Set task – Look through the material below. Copy every line with the string "Learn" in it.

Supplied data –
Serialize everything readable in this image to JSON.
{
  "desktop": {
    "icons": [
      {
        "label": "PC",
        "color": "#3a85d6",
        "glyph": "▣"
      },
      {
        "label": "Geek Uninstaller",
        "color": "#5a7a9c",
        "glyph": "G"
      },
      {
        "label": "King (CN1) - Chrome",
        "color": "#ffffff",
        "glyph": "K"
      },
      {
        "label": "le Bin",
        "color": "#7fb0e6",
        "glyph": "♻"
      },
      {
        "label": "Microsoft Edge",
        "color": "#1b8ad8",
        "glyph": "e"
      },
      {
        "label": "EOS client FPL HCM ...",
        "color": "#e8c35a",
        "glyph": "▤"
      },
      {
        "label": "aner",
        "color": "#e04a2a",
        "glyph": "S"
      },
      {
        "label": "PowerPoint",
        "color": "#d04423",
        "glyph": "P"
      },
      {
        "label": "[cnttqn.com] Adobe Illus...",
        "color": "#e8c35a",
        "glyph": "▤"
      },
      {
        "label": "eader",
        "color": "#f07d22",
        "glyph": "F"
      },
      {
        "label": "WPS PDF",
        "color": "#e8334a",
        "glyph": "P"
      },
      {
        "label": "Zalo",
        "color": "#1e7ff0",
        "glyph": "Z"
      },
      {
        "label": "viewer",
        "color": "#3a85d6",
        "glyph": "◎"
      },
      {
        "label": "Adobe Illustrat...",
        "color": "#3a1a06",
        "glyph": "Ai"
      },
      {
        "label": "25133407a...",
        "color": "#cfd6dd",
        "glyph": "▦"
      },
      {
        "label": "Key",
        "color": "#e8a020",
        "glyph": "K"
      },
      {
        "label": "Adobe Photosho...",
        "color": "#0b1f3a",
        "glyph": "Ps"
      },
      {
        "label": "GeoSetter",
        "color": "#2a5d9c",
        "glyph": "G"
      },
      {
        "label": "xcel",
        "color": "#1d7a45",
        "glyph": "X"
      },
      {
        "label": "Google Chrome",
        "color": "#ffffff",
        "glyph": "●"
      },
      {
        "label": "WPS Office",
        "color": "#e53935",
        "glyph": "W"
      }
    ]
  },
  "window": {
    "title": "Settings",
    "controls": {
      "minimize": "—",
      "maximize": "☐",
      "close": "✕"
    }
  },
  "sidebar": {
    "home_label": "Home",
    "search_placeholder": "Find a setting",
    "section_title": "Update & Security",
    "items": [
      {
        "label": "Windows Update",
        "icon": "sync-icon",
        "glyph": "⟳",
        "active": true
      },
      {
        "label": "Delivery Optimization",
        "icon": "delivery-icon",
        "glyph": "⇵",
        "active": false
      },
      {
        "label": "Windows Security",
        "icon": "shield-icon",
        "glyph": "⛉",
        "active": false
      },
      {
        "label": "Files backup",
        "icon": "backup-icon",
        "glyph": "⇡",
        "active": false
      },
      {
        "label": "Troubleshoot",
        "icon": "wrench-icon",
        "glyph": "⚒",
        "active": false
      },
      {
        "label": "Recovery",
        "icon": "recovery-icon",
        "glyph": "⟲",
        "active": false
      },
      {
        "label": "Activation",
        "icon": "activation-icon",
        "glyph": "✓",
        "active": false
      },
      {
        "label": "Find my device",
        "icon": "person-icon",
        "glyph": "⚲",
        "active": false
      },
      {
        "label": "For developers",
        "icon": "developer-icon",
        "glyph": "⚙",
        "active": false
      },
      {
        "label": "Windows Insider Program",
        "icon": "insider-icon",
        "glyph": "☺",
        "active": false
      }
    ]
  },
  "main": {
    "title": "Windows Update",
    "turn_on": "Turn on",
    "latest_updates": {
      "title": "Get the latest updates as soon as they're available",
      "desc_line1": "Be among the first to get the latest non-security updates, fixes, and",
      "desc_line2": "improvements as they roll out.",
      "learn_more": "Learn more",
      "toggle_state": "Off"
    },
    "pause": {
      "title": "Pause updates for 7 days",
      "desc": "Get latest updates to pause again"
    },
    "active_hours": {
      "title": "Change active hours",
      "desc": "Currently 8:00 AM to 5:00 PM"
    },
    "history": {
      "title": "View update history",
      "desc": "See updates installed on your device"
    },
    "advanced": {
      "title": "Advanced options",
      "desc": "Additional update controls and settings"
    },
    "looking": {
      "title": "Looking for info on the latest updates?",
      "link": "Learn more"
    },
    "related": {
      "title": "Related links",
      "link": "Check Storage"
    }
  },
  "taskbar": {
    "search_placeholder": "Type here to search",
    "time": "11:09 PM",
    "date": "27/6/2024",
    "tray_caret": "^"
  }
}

Answer –
      "learn_more": "Learn more",
      "link": "Learn more"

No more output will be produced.